▸ **DIRECTIVE**:
Gather every line below where "name" appears.
□ □ □ □ □
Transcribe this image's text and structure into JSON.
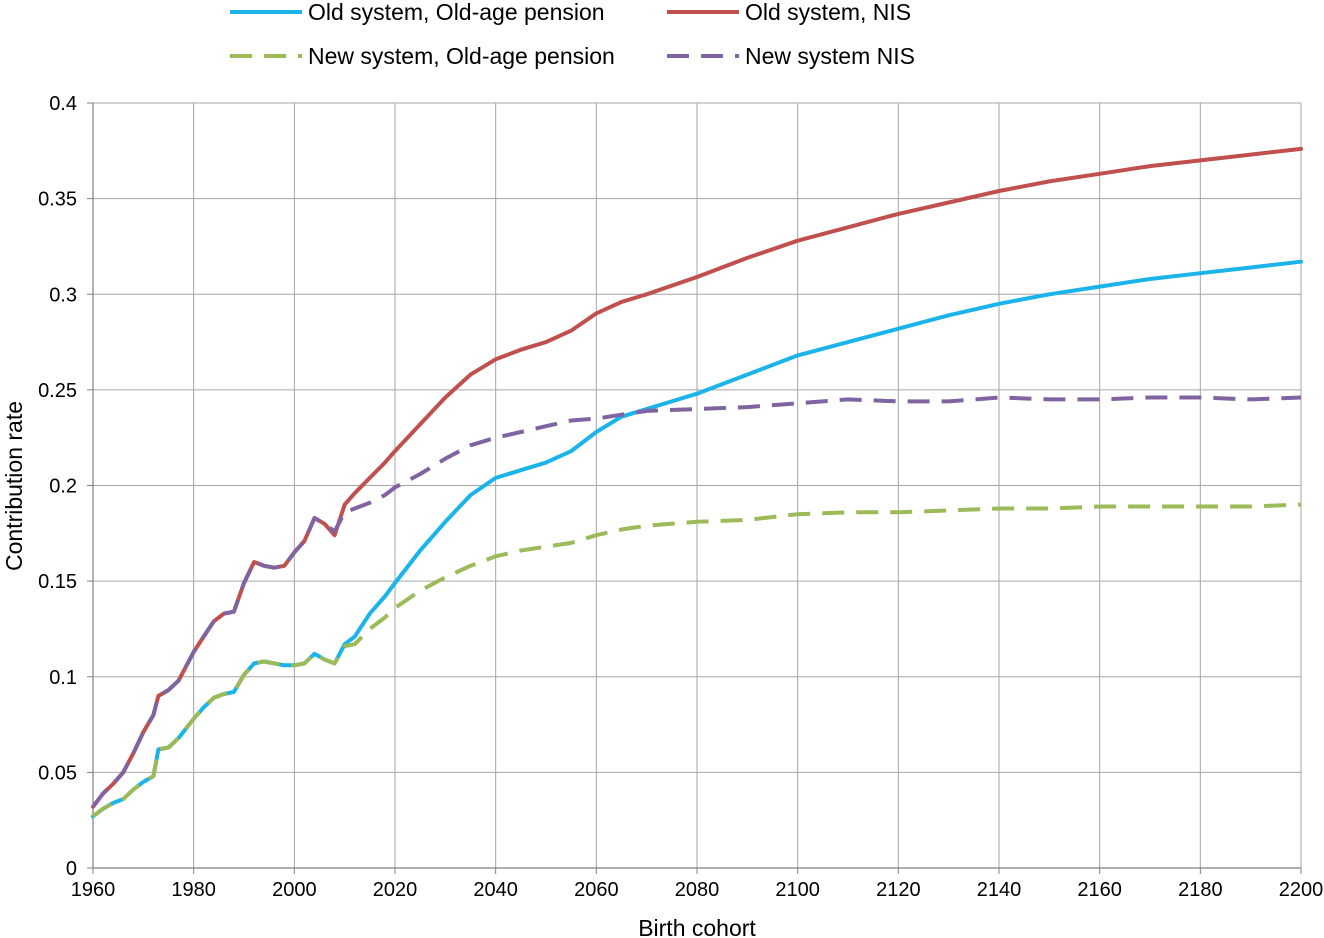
{
  "chart_data": {
    "type": "line",
    "xlabel": "Birth cohort",
    "ylabel": "Contribution rate",
    "xlim": [
      1960,
      2200
    ],
    "ylim": [
      0,
      0.4
    ],
    "x_ticks": [
      1960,
      1980,
      2000,
      2020,
      2040,
      2060,
      2080,
      2100,
      2120,
      2140,
      2160,
      2180,
      2200
    ],
    "y_ticks": [
      0,
      0.05,
      0.1,
      0.15,
      0.2,
      0.25,
      0.3,
      0.35,
      0.4
    ],
    "y_tick_labels": [
      "0",
      "0.05",
      "0.1",
      "0.15",
      "0.2",
      "0.25",
      "0.3",
      "0.35",
      "0.4"
    ],
    "grid": true,
    "legend_position": "top",
    "series": [
      {
        "name": "Old system, Old-age pension",
        "color": "#1ab3ea",
        "dash": "solid",
        "points": [
          [
            1960,
            0.027
          ],
          [
            1962,
            0.031
          ],
          [
            1964,
            0.034
          ],
          [
            1966,
            0.036
          ],
          [
            1968,
            0.041
          ],
          [
            1970,
            0.045
          ],
          [
            1972,
            0.048
          ],
          [
            1973,
            0.062
          ],
          [
            1975,
            0.063
          ],
          [
            1977,
            0.068
          ],
          [
            1980,
            0.078
          ],
          [
            1982,
            0.084
          ],
          [
            1984,
            0.089
          ],
          [
            1986,
            0.091
          ],
          [
            1988,
            0.092
          ],
          [
            1990,
            0.101
          ],
          [
            1992,
            0.107
          ],
          [
            1994,
            0.108
          ],
          [
            1996,
            0.107
          ],
          [
            1998,
            0.106
          ],
          [
            2000,
            0.106
          ],
          [
            2002,
            0.107
          ],
          [
            2004,
            0.112
          ],
          [
            2006,
            0.109
          ],
          [
            2008,
            0.107
          ],
          [
            2010,
            0.117
          ],
          [
            2012,
            0.121
          ],
          [
            2015,
            0.133
          ],
          [
            2018,
            0.142
          ],
          [
            2020,
            0.149
          ],
          [
            2025,
            0.166
          ],
          [
            2030,
            0.181
          ],
          [
            2035,
            0.195
          ],
          [
            2040,
            0.204
          ],
          [
            2045,
            0.208
          ],
          [
            2050,
            0.212
          ],
          [
            2055,
            0.218
          ],
          [
            2060,
            0.228
          ],
          [
            2065,
            0.236
          ],
          [
            2070,
            0.24
          ],
          [
            2080,
            0.248
          ],
          [
            2090,
            0.258
          ],
          [
            2100,
            0.268
          ],
          [
            2110,
            0.275
          ],
          [
            2120,
            0.282
          ],
          [
            2130,
            0.289
          ],
          [
            2140,
            0.295
          ],
          [
            2150,
            0.3
          ],
          [
            2160,
            0.304
          ],
          [
            2170,
            0.308
          ],
          [
            2180,
            0.311
          ],
          [
            2190,
            0.314
          ],
          [
            2200,
            0.317
          ]
        ]
      },
      {
        "name": "Old system, NIS",
        "color": "#c0504d",
        "dash": "solid",
        "points": [
          [
            1960,
            0.032
          ],
          [
            1962,
            0.039
          ],
          [
            1964,
            0.044
          ],
          [
            1966,
            0.05
          ],
          [
            1968,
            0.06
          ],
          [
            1970,
            0.071
          ],
          [
            1972,
            0.08
          ],
          [
            1973,
            0.09
          ],
          [
            1975,
            0.093
          ],
          [
            1977,
            0.098
          ],
          [
            1980,
            0.113
          ],
          [
            1982,
            0.121
          ],
          [
            1984,
            0.129
          ],
          [
            1986,
            0.133
          ],
          [
            1988,
            0.134
          ],
          [
            1990,
            0.149
          ],
          [
            1992,
            0.16
          ],
          [
            1994,
            0.158
          ],
          [
            1996,
            0.157
          ],
          [
            1998,
            0.158
          ],
          [
            2000,
            0.165
          ],
          [
            2002,
            0.171
          ],
          [
            2004,
            0.183
          ],
          [
            2006,
            0.18
          ],
          [
            2008,
            0.174
          ],
          [
            2010,
            0.19
          ],
          [
            2012,
            0.196
          ],
          [
            2015,
            0.204
          ],
          [
            2018,
            0.212
          ],
          [
            2020,
            0.218
          ],
          [
            2025,
            0.232
          ],
          [
            2030,
            0.246
          ],
          [
            2035,
            0.258
          ],
          [
            2040,
            0.266
          ],
          [
            2045,
            0.271
          ],
          [
            2050,
            0.275
          ],
          [
            2055,
            0.281
          ],
          [
            2060,
            0.29
          ],
          [
            2065,
            0.296
          ],
          [
            2070,
            0.3
          ],
          [
            2080,
            0.309
          ],
          [
            2090,
            0.319
          ],
          [
            2100,
            0.328
          ],
          [
            2110,
            0.335
          ],
          [
            2120,
            0.342
          ],
          [
            2130,
            0.348
          ],
          [
            2140,
            0.354
          ],
          [
            2150,
            0.359
          ],
          [
            2160,
            0.363
          ],
          [
            2170,
            0.367
          ],
          [
            2180,
            0.37
          ],
          [
            2190,
            0.373
          ],
          [
            2200,
            0.376
          ]
        ]
      },
      {
        "name": "New system, Old-age pension",
        "color": "#9bbb59",
        "dash": "dashed",
        "points": [
          [
            1960,
            0.027
          ],
          [
            1962,
            0.031
          ],
          [
            1964,
            0.034
          ],
          [
            1966,
            0.036
          ],
          [
            1968,
            0.041
          ],
          [
            1970,
            0.045
          ],
          [
            1972,
            0.048
          ],
          [
            1973,
            0.062
          ],
          [
            1975,
            0.063
          ],
          [
            1977,
            0.068
          ],
          [
            1980,
            0.078
          ],
          [
            1982,
            0.084
          ],
          [
            1984,
            0.089
          ],
          [
            1986,
            0.091
          ],
          [
            1988,
            0.092
          ],
          [
            1990,
            0.101
          ],
          [
            1992,
            0.107
          ],
          [
            1994,
            0.108
          ],
          [
            1996,
            0.107
          ],
          [
            1998,
            0.106
          ],
          [
            2000,
            0.106
          ],
          [
            2002,
            0.107
          ],
          [
            2004,
            0.112
          ],
          [
            2006,
            0.109
          ],
          [
            2008,
            0.107
          ],
          [
            2010,
            0.116
          ],
          [
            2012,
            0.117
          ],
          [
            2015,
            0.125
          ],
          [
            2018,
            0.131
          ],
          [
            2020,
            0.136
          ],
          [
            2025,
            0.145
          ],
          [
            2030,
            0.152
          ],
          [
            2035,
            0.158
          ],
          [
            2040,
            0.163
          ],
          [
            2045,
            0.166
          ],
          [
            2050,
            0.168
          ],
          [
            2055,
            0.17
          ],
          [
            2060,
            0.174
          ],
          [
            2065,
            0.177
          ],
          [
            2070,
            0.179
          ],
          [
            2080,
            0.181
          ],
          [
            2090,
            0.182
          ],
          [
            2100,
            0.185
          ],
          [
            2110,
            0.186
          ],
          [
            2120,
            0.186
          ],
          [
            2130,
            0.187
          ],
          [
            2140,
            0.188
          ],
          [
            2150,
            0.188
          ],
          [
            2160,
            0.189
          ],
          [
            2170,
            0.189
          ],
          [
            2180,
            0.189
          ],
          [
            2190,
            0.189
          ],
          [
            2200,
            0.19
          ]
        ]
      },
      {
        "name": "New system NIS",
        "color": "#8064a2",
        "dash": "dashed",
        "points": [
          [
            1960,
            0.032
          ],
          [
            1962,
            0.039
          ],
          [
            1964,
            0.044
          ],
          [
            1966,
            0.05
          ],
          [
            1968,
            0.06
          ],
          [
            1970,
            0.071
          ],
          [
            1972,
            0.08
          ],
          [
            1973,
            0.09
          ],
          [
            1975,
            0.093
          ],
          [
            1977,
            0.098
          ],
          [
            1980,
            0.113
          ],
          [
            1982,
            0.121
          ],
          [
            1984,
            0.129
          ],
          [
            1986,
            0.133
          ],
          [
            1988,
            0.134
          ],
          [
            1990,
            0.149
          ],
          [
            1992,
            0.16
          ],
          [
            1994,
            0.158
          ],
          [
            1996,
            0.157
          ],
          [
            1998,
            0.158
          ],
          [
            2000,
            0.165
          ],
          [
            2002,
            0.171
          ],
          [
            2004,
            0.183
          ],
          [
            2006,
            0.18
          ],
          [
            2008,
            0.176
          ],
          [
            2010,
            0.186
          ],
          [
            2012,
            0.188
          ],
          [
            2015,
            0.191
          ],
          [
            2018,
            0.195
          ],
          [
            2020,
            0.199
          ],
          [
            2025,
            0.206
          ],
          [
            2030,
            0.214
          ],
          [
            2035,
            0.221
          ],
          [
            2040,
            0.225
          ],
          [
            2045,
            0.228
          ],
          [
            2050,
            0.231
          ],
          [
            2055,
            0.234
          ],
          [
            2060,
            0.235
          ],
          [
            2065,
            0.237
          ],
          [
            2070,
            0.239
          ],
          [
            2080,
            0.24
          ],
          [
            2090,
            0.241
          ],
          [
            2100,
            0.243
          ],
          [
            2110,
            0.245
          ],
          [
            2120,
            0.244
          ],
          [
            2130,
            0.244
          ],
          [
            2140,
            0.246
          ],
          [
            2150,
            0.245
          ],
          [
            2160,
            0.245
          ],
          [
            2170,
            0.246
          ],
          [
            2180,
            0.246
          ],
          [
            2190,
            0.245
          ],
          [
            2200,
            0.246
          ]
        ]
      }
    ]
  }
}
□ □ □ □ □
▸ **SOLUTION**:
        "name": "Old system, Old-age pension",
        "name": "Old system, NIS",
        "name": "New system, Old-age pension",
        "name": "New system NIS",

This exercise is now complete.